# ENTRIES SHOWN start

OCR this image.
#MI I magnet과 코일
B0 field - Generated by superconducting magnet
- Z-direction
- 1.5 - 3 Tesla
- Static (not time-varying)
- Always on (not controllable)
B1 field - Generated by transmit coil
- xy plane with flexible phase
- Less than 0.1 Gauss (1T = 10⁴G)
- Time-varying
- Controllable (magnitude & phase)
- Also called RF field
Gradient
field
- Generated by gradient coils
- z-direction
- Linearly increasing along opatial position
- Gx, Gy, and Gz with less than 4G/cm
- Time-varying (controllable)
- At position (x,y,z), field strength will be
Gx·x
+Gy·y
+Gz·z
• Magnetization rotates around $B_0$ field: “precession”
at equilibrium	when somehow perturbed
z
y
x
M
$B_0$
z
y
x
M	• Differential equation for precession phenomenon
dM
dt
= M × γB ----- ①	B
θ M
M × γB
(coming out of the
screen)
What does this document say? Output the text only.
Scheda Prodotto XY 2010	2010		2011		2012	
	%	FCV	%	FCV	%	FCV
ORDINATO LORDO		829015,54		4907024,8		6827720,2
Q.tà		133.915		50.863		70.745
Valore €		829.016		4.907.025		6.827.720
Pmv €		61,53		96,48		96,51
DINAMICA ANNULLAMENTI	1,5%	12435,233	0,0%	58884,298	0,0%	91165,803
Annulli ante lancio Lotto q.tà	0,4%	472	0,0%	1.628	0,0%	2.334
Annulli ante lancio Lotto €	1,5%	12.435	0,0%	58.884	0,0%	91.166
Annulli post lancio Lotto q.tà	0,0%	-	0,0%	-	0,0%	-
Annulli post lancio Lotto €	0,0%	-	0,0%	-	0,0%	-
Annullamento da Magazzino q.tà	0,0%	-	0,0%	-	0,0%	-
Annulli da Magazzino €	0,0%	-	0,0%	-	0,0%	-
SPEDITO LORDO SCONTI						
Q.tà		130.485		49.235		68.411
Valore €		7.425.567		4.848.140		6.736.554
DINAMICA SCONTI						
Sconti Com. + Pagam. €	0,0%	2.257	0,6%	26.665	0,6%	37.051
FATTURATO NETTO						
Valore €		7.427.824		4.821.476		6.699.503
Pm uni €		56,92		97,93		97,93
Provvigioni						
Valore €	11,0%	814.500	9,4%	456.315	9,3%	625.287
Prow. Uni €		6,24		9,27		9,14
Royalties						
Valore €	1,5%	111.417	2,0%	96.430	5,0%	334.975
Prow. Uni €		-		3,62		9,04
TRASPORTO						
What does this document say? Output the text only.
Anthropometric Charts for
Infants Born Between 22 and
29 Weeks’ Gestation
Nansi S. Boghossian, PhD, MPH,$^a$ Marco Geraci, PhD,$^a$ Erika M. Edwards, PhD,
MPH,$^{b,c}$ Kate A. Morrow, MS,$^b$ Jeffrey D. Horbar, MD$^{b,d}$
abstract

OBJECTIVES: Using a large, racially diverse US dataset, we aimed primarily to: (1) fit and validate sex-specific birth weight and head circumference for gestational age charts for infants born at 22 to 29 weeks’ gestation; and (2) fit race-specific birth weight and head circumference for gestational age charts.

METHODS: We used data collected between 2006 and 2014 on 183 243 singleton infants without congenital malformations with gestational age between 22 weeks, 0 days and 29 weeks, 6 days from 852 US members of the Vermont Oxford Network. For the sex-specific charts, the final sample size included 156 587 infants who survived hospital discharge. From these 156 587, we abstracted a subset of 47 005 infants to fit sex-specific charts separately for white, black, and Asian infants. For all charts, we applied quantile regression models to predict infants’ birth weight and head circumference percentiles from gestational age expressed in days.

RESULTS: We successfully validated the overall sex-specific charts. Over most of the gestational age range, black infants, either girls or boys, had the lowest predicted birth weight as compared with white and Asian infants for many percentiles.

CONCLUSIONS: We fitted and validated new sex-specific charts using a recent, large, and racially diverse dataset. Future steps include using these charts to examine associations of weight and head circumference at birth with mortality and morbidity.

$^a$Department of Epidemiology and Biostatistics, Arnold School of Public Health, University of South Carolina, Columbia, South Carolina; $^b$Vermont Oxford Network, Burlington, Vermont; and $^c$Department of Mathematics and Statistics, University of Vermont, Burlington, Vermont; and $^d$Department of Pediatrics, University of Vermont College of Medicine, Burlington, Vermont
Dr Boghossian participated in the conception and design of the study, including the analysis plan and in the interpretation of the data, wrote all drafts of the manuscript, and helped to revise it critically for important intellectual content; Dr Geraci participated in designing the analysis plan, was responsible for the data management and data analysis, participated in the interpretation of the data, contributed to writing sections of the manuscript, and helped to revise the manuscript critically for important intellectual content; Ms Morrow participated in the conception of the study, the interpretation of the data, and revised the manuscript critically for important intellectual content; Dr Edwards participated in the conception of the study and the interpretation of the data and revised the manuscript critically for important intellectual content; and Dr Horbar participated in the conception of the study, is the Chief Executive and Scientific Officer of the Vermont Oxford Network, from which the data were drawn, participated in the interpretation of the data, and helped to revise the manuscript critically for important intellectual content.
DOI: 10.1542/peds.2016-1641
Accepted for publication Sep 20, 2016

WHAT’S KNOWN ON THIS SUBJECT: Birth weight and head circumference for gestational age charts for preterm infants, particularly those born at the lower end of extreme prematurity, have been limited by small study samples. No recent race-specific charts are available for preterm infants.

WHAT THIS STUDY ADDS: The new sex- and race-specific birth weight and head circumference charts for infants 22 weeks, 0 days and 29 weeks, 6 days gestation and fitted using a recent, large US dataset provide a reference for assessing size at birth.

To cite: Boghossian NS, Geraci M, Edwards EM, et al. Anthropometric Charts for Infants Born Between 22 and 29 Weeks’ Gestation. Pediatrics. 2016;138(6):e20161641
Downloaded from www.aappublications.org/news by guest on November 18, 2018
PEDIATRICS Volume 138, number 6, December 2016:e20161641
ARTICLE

# ENTRIES SHOWN end

▶ _WHAT YOU SHOULD DO_: Tally every line of the listing that holds the string "white", then give the number by itself.

▶ _TASK SOLUTION_: 2